▶ **Directive**
Look for the string "title" in the lines and copy each line that has it.

▶ **Data in this exercise**
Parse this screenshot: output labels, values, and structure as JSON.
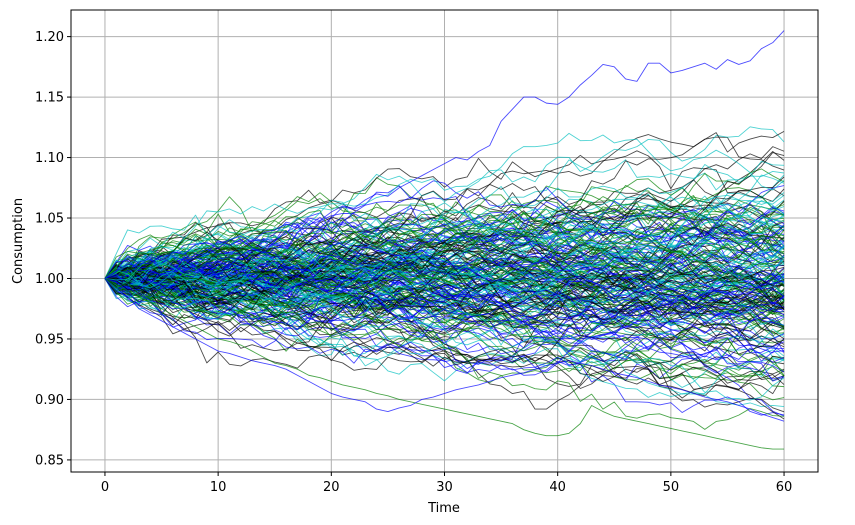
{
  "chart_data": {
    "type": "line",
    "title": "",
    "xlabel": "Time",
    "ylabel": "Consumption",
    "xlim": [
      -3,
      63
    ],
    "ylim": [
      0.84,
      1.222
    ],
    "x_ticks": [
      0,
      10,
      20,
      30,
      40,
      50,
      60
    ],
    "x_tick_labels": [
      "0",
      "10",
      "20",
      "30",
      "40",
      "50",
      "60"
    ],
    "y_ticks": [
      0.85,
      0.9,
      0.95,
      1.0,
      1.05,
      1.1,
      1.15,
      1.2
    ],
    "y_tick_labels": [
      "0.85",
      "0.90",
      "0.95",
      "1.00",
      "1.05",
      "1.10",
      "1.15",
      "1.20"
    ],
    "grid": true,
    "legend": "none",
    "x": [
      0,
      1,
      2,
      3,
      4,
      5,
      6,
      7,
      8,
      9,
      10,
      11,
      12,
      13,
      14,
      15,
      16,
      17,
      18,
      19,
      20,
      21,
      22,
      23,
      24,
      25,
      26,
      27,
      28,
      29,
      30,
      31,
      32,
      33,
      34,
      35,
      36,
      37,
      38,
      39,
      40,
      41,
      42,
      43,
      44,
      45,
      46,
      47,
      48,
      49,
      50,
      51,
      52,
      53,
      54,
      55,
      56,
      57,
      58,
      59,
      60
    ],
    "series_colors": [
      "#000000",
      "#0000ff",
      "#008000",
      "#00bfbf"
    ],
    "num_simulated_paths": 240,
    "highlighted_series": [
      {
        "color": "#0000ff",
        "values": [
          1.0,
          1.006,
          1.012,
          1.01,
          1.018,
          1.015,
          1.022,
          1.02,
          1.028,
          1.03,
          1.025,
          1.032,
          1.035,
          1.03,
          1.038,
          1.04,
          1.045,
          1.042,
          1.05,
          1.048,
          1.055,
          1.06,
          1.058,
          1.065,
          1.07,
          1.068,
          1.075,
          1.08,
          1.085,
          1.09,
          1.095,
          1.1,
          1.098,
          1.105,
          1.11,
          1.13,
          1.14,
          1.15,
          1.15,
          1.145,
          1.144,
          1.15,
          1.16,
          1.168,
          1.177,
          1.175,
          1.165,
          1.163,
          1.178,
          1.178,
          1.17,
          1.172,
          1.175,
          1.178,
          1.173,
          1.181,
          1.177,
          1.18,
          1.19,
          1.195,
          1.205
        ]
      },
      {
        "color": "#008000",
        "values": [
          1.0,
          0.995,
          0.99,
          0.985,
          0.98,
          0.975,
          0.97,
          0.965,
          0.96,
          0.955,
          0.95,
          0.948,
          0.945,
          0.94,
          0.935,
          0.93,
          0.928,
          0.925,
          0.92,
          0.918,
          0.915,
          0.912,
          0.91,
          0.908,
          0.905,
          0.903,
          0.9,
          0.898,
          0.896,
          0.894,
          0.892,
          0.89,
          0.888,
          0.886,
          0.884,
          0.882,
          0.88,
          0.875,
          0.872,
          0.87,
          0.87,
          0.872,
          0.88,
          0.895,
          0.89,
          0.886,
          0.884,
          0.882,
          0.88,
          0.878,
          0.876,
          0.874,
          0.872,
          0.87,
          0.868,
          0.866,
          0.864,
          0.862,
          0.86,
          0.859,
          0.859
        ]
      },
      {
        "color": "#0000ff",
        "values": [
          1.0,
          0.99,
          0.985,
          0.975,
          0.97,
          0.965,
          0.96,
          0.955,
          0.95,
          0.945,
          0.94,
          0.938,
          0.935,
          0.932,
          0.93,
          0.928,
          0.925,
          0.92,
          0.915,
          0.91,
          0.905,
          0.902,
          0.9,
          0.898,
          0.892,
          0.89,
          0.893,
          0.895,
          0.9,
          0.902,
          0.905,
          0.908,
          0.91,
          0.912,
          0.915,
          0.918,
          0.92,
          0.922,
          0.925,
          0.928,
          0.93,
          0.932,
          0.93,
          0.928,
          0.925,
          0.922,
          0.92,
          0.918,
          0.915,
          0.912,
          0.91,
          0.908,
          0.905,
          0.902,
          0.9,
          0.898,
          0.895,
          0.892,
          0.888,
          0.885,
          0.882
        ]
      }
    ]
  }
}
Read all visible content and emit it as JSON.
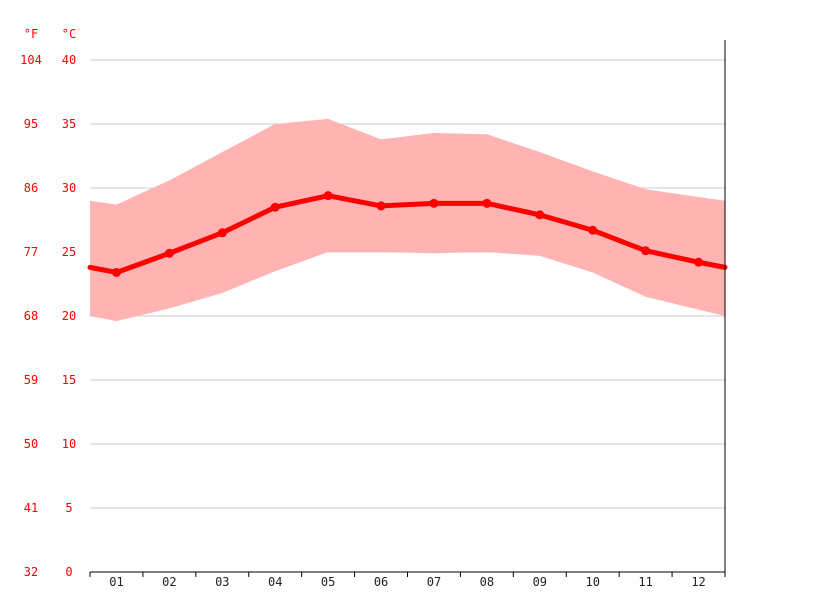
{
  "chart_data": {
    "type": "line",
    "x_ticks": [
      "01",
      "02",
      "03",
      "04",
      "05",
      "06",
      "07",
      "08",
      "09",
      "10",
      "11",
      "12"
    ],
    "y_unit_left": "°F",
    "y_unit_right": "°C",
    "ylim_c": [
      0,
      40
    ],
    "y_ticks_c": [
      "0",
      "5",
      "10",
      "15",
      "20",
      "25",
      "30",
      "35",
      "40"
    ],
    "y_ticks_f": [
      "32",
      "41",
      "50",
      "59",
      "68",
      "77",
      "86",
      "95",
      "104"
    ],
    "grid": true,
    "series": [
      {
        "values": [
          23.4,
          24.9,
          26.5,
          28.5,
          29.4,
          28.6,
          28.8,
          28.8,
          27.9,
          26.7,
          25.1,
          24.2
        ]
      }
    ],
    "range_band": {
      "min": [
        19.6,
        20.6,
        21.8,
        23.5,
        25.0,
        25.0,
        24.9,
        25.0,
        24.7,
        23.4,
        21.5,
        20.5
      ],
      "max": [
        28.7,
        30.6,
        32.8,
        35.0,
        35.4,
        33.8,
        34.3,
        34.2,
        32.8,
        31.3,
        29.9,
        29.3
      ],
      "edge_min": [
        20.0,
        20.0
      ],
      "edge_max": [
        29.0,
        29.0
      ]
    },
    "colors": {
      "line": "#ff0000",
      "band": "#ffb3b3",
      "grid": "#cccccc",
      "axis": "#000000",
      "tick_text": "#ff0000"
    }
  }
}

==

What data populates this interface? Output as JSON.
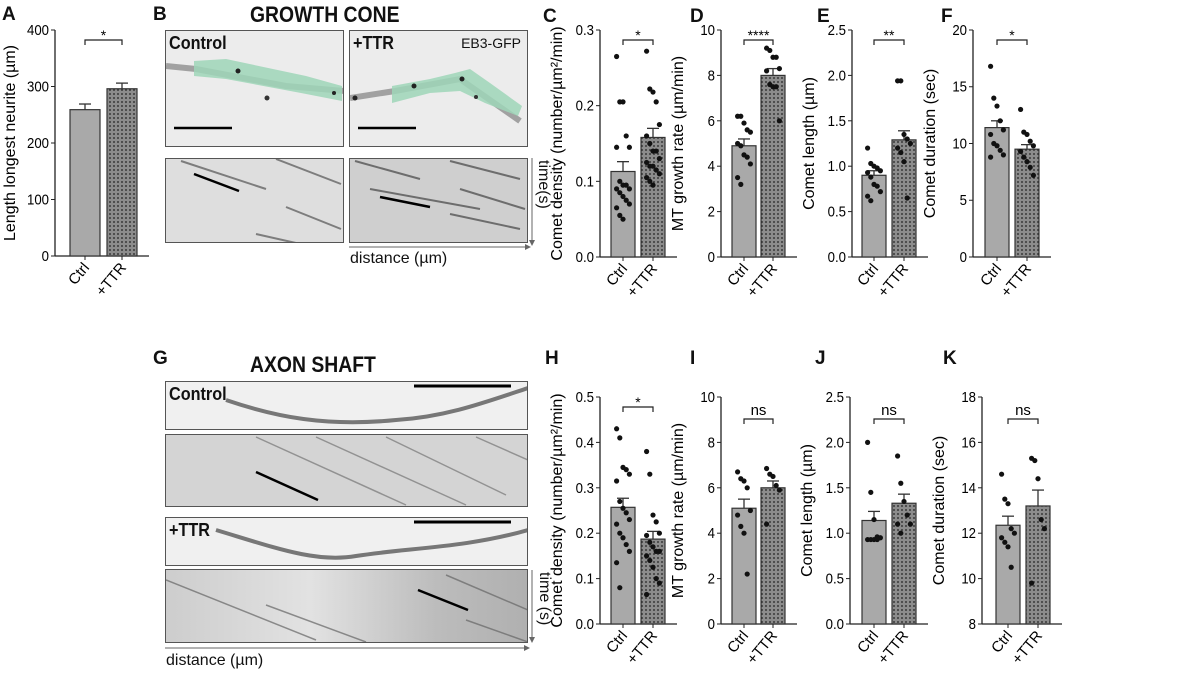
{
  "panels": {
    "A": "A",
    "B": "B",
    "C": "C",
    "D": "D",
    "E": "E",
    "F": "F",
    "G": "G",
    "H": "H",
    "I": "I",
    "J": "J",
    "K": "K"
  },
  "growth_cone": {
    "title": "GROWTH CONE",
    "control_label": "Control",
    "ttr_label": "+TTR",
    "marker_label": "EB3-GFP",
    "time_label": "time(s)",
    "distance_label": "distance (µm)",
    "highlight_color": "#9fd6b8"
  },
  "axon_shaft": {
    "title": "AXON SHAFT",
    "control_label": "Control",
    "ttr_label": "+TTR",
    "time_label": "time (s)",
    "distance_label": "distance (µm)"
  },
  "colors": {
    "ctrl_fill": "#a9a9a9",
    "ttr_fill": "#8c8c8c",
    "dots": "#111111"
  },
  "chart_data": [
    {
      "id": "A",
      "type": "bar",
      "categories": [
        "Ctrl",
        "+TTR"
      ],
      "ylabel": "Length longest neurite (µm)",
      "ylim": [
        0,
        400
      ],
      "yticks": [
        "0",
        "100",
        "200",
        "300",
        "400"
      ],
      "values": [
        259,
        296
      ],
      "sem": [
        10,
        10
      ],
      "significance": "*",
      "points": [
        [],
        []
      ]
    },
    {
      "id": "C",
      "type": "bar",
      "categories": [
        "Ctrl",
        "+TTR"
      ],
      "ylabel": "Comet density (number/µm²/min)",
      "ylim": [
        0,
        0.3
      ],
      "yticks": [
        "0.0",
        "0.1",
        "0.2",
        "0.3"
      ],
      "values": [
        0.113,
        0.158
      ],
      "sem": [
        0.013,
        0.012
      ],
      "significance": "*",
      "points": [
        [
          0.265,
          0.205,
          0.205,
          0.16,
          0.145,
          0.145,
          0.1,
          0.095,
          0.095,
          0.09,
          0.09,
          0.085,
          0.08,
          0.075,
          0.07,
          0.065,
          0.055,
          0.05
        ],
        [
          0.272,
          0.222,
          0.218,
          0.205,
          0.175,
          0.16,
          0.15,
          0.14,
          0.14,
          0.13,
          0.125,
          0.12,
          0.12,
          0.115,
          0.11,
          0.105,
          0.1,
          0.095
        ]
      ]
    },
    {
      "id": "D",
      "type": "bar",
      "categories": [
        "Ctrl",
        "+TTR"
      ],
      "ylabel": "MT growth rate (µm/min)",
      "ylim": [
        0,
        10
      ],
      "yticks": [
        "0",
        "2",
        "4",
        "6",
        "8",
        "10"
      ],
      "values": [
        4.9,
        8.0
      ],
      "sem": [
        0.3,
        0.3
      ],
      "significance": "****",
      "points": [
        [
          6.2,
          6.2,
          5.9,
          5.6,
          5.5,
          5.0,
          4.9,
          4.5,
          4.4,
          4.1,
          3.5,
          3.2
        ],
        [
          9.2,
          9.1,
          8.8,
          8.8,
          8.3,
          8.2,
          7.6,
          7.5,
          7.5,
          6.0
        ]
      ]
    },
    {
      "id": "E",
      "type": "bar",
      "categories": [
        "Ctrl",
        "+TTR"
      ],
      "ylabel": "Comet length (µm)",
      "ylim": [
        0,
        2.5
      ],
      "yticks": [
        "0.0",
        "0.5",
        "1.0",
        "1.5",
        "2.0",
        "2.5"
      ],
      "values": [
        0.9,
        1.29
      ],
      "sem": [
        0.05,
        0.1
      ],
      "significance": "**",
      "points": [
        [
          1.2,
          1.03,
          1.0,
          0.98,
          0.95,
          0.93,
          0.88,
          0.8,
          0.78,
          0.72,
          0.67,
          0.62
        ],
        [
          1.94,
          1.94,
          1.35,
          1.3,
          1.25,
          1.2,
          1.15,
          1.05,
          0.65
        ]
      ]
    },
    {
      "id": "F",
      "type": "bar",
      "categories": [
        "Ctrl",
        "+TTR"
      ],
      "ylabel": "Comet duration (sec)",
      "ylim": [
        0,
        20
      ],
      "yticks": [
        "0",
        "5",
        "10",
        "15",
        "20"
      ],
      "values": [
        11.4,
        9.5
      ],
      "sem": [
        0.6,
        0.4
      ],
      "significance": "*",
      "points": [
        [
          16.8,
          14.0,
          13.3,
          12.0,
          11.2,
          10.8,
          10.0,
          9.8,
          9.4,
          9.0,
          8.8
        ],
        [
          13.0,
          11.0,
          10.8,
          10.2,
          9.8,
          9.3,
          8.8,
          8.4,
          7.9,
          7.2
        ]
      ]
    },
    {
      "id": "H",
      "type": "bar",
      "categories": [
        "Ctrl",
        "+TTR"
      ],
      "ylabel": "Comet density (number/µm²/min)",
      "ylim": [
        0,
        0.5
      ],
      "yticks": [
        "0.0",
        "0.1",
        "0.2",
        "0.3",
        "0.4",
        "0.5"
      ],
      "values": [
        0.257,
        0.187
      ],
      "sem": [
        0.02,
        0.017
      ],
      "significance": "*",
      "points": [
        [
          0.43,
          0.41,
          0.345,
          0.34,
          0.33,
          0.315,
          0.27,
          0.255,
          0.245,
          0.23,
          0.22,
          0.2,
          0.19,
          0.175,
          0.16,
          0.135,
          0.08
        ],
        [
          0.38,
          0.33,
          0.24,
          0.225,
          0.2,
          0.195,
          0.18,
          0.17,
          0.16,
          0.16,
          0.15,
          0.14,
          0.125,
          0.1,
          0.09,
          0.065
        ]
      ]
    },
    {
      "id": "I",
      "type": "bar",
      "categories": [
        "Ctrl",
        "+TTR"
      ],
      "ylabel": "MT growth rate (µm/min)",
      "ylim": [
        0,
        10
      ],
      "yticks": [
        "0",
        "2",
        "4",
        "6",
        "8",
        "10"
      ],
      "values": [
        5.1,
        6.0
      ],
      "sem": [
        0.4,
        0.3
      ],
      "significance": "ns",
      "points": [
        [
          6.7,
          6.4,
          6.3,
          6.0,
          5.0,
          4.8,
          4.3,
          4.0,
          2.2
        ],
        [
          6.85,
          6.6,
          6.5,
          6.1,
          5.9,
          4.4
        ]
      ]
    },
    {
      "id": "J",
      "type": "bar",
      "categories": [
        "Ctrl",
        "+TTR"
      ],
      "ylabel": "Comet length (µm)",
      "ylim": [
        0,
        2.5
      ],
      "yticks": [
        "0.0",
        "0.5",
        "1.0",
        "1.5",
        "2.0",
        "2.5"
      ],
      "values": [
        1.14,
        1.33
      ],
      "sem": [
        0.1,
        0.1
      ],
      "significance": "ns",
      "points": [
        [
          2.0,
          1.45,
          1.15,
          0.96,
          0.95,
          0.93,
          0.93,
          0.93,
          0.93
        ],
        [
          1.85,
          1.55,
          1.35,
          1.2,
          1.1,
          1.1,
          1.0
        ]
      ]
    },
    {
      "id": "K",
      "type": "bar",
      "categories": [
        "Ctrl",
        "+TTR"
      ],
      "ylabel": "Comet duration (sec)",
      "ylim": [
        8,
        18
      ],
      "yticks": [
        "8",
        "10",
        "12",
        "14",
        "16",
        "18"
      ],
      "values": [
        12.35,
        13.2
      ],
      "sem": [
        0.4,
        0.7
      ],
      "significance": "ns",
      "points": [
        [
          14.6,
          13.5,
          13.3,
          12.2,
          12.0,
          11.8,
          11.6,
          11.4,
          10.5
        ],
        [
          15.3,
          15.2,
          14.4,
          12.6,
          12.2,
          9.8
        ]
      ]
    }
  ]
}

▶ **Answer to the task**
    "title": "",
    "title": "GROWTH CONE",
    "title": "AXON SHAFT",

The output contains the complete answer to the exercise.